Write out each entry, exactly the way it appears.

## Start SOURCE RECORDS

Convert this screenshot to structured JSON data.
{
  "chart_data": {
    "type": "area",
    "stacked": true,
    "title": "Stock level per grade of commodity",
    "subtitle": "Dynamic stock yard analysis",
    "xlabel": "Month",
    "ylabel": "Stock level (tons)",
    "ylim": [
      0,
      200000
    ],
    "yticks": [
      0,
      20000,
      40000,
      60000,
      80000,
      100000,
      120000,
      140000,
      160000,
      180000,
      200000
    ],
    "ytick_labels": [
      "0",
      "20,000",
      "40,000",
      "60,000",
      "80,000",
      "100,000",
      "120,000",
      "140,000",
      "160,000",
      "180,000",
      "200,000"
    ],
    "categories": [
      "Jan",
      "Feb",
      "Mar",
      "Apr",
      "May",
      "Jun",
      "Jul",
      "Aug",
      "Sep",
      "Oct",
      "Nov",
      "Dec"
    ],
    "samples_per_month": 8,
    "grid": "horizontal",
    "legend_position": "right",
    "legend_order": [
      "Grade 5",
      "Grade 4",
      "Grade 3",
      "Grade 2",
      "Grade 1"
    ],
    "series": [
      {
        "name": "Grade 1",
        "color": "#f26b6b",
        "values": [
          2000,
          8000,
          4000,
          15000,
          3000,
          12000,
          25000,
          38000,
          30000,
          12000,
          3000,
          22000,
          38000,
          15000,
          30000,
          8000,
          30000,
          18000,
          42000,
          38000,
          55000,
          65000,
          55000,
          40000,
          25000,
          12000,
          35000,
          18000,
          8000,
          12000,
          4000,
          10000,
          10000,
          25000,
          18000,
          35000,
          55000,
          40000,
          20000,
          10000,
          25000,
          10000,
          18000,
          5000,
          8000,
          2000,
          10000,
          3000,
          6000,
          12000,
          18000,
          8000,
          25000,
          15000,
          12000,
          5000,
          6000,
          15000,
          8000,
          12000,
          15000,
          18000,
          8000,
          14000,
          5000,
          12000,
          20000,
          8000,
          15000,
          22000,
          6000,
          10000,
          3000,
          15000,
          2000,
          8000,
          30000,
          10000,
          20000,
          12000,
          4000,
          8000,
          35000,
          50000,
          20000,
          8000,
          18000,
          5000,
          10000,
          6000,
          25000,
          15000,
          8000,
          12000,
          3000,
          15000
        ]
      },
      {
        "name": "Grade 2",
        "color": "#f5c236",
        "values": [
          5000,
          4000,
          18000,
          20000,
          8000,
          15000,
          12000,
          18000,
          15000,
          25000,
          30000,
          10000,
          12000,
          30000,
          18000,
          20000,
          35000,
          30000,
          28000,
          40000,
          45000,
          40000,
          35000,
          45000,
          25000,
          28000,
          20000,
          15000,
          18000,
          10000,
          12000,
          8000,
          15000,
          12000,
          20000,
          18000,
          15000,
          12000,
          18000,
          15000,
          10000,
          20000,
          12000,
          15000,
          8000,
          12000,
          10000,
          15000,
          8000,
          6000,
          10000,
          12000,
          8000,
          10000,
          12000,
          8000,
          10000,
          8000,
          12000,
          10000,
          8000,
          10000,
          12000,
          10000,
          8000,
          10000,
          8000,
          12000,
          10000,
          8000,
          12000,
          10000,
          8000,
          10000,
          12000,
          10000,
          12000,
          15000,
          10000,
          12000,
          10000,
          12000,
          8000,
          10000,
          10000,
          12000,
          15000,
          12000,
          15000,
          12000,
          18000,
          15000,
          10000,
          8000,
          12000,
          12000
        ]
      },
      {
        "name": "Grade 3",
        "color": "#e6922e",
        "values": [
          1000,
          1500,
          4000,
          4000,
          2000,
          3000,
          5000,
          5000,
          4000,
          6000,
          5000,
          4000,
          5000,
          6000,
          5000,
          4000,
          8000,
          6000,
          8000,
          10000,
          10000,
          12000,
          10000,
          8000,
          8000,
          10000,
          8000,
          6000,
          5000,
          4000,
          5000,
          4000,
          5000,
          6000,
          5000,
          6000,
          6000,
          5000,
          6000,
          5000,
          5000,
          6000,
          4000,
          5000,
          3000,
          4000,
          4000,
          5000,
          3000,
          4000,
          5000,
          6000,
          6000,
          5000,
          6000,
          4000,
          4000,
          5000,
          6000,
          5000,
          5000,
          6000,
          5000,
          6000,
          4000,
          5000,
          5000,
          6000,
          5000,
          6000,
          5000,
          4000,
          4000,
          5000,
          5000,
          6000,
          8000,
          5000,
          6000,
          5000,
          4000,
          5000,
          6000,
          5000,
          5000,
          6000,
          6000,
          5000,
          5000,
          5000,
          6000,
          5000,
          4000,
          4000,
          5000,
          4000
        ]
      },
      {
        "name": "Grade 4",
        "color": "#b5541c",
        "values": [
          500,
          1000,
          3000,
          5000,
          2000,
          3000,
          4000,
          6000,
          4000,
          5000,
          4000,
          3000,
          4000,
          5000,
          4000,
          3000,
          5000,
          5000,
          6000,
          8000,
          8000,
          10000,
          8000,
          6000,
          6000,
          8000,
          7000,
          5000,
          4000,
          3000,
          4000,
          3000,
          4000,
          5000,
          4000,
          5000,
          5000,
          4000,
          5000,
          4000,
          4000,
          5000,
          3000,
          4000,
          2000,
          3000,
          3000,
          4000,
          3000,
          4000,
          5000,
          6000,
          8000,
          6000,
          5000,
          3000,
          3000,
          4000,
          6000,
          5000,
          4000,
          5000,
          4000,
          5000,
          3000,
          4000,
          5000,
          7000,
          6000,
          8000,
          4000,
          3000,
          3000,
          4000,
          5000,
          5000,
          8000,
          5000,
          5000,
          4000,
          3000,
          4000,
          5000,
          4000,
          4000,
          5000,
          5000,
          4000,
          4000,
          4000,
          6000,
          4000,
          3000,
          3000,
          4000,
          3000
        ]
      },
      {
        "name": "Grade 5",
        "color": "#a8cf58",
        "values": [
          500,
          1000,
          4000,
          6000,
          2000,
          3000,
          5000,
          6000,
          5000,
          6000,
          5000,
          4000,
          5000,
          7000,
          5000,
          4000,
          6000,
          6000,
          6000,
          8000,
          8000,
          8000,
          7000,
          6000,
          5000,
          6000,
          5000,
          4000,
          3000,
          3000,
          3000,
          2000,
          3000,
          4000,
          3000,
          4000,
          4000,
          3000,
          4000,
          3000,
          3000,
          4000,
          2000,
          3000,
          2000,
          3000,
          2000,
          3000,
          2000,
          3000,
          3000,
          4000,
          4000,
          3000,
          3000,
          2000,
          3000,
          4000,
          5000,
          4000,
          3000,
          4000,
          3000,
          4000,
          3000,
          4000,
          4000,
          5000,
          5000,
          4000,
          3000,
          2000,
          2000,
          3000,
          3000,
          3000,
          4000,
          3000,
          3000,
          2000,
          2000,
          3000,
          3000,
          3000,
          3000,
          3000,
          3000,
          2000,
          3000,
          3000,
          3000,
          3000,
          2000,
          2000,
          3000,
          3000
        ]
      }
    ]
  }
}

## End SOURCE RECORDS

*CORRECT RESULT*
Convert this screenshot to structured JSON data.
{
  "chart_data": {
    "type": "area",
    "stacked": true,
    "title": "Stock level per grade of commodity",
    "subtitle": "Dynamic stock yard analysis",
    "xlabel": "Month",
    "ylabel": "Stock level (tons)",
    "ylim": [
      0,
      200000
    ],
    "yticks": [
      0,
      20000,
      40000,
      60000,
      80000,
      100000,
      120000,
      140000,
      160000,
      180000,
      200000
    ],
    "ytick_labels": [
      "0",
      "20,000",
      "40,000",
      "60,000",
      "80,000",
      "100,000",
      "120,000",
      "140,000",
      "160,000",
      "180,000",
      "200,000"
    ],
    "categories": [
      "Jan",
      "Feb",
      "Mar",
      "Apr",
      "May",
      "Jun",
      "Jul",
      "Aug",
      "Sep",
      "Oct",
      "Nov",
      "Dec"
    ],
    "samples_per_month": 8,
    "grid": "horizontal",
    "legend_position": "right",
    "legend_order": [
      "Grade 5",
      "Grade 4",
      "Grade 3",
      "Grade 2",
      "Grade 1"
    ],
    "series": [
      {
        "name": "Grade 1",
        "color": "#f26b6b",
        "values": [
          2000,
          8000,
          4000,
          15000,
          3000,
          12000,
          25000,
          38000,
          30000,
          12000,
          3000,
          22000,
          38000,
          15000,
          30000,
          8000,
          30000,
          18000,
          42000,
          38000,
          55000,
          65000,
          55000,
          40000,
          25000,
          12000,
          35000,
          18000,
          8000,
          12000,
          4000,
          10000,
          10000,
          25000,
          18000,
          35000,
          55000,
          40000,
          20000,
          10000,
          25000,
          10000,
          18000,
          5000,
          8000,
          2000,
          10000,
          3000,
          6000,
          12000,
          18000,
          8000,
          25000,
          15000,
          12000,
          5000,
          6000,
          15000,
          8000,
          12000,
          15000,
          18000,
          8000,
          14000,
          5000,
          12000,
          20000,
          8000,
          15000,
          22000,
          6000,
          10000,
          3000,
          15000,
          2000,
          8000,
          30000,
          10000,
          20000,
          12000,
          4000,
          8000,
          35000,
          50000,
          20000,
          8000,
          18000,
          5000,
          10000,
          6000,
          25000,
          15000,
          8000,
          12000,
          3000,
          15000
        ]
      },
      {
        "name": "Grade 2",
        "color": "#f5c236",
        "values": [
          5000,
          4000,
          18000,
          20000,
          8000,
          15000,
          12000,
          18000,
          15000,
          25000,
          30000,
          10000,
          12000,
          30000,
          18000,
          20000,
          35000,
          30000,
          28000,
          40000,
          45000,
          40000,
          35000,
          45000,
          25000,
          28000,
          20000,
          15000,
          18000,
          10000,
          12000,
          8000,
          15000,
          12000,
          20000,
          18000,
          15000,
          12000,
          18000,
          15000,
          10000,
          20000,
          12000,
          15000,
          8000,
          12000,
          10000,
          15000,
          8000,
          6000,
          10000,
          12000,
          8000,
          10000,
          12000,
          8000,
          10000,
          8000,
          12000,
          10000,
          8000,
          10000,
          12000,
          10000,
          8000,
          10000,
          8000,
          12000,
          10000,
          8000,
          12000,
          10000,
          8000,
          10000,
          12000,
          10000,
          12000,
          15000,
          10000,
          12000,
          10000,
          12000,
          8000,
          10000,
          10000,
          12000,
          15000,
          12000,
          15000,
          12000,
          18000,
          15000,
          10000,
          8000,
          12000,
          12000
        ]
      },
      {
        "name": "Grade 3",
        "color": "#e6922e",
        "values": [
          1000,
          1500,
          4000,
          4000,
          2000,
          3000,
          5000,
          5000,
          4000,
          6000,
          5000,
          4000,
          5000,
          6000,
          5000,
          4000,
          8000,
          6000,
          8000,
          10000,
          10000,
          12000,
          10000,
          8000,
          8000,
          10000,
          8000,
          6000,
          5000,
          4000,
          5000,
          4000,
          5000,
          6000,
          5000,
          6000,
          6000,
          5000,
          6000,
          5000,
          5000,
          6000,
          4000,
          5000,
          3000,
          4000,
          4000,
          5000,
          3000,
          4000,
          5000,
          6000,
          6000,
          5000,
          6000,
          4000,
          4000,
          5000,
          6000,
          5000,
          5000,
          6000,
          5000,
          6000,
          4000,
          5000,
          5000,
          6000,
          5000,
          6000,
          5000,
          4000,
          4000,
          5000,
          5000,
          6000,
          8000,
          5000,
          6000,
          5000,
          4000,
          5000,
          6000,
          5000,
          5000,
          6000,
          6000,
          5000,
          5000,
          5000,
          6000,
          5000,
          4000,
          4000,
          5000,
          4000
        ]
      },
      {
        "name": "Grade 4",
        "color": "#b5541c",
        "values": [
          500,
          1000,
          3000,
          5000,
          2000,
          3000,
          4000,
          6000,
          4000,
          5000,
          4000,
          3000,
          4000,
          5000,
          4000,
          3000,
          5000,
          5000,
          6000,
          8000,
          8000,
          10000,
          8000,
          6000,
          6000,
          8000,
          7000,
          5000,
          4000,
          3000,
          4000,
          3000,
          4000,
          5000,
          4000,
          5000,
          5000,
          4000,
          5000,
          4000,
          4000,
          5000,
          3000,
          4000,
          2000,
          3000,
          3000,
          4000,
          3000,
          4000,
          5000,
          6000,
          8000,
          6000,
          5000,
          3000,
          3000,
          4000,
          6000,
          5000,
          4000,
          5000,
          4000,
          5000,
          3000,
          4000,
          5000,
          7000,
          6000,
          8000,
          4000,
          3000,
          3000,
          4000,
          5000,
          5000,
          8000,
          5000,
          5000,
          4000,
          3000,
          4000,
          5000,
          4000,
          4000,
          5000,
          5000,
          4000,
          4000,
          4000,
          6000,
          4000,
          3000,
          3000,
          4000,
          3000
        ]
      },
      {
        "name": "Grade 5",
        "color": "#a8cf58",
        "values": [
          500,
          1000,
          4000,
          6000,
          2000,
          3000,
          5000,
          6000,
          5000,
          6000,
          5000,
          4000,
          5000,
          7000,
          5000,
          4000,
          6000,
          6000,
          6000,
          8000,
          8000,
          8000,
          7000,
          6000,
          5000,
          6000,
          5000,
          4000,
          3000,
          3000,
          3000,
          2000,
          3000,
          4000,
          3000,
          4000,
          4000,
          3000,
          4000,
          3000,
          3000,
          4000,
          2000,
          3000,
          2000,
          3000,
          2000,
          3000,
          2000,
          3000,
          3000,
          4000,
          4000,
          3000,
          3000,
          2000,
          3000,
          4000,
          5000,
          4000,
          3000,
          4000,
          3000,
          4000,
          3000,
          4000,
          4000,
          5000,
          5000,
          4000,
          3000,
          2000,
          2000,
          3000,
          3000,
          3000,
          4000,
          3000,
          3000,
          2000,
          2000,
          3000,
          3000,
          3000,
          3000,
          3000,
          3000,
          2000,
          3000,
          3000,
          3000,
          3000,
          2000,
          2000,
          3000,
          3000
        ]
      }
    ]
  }
}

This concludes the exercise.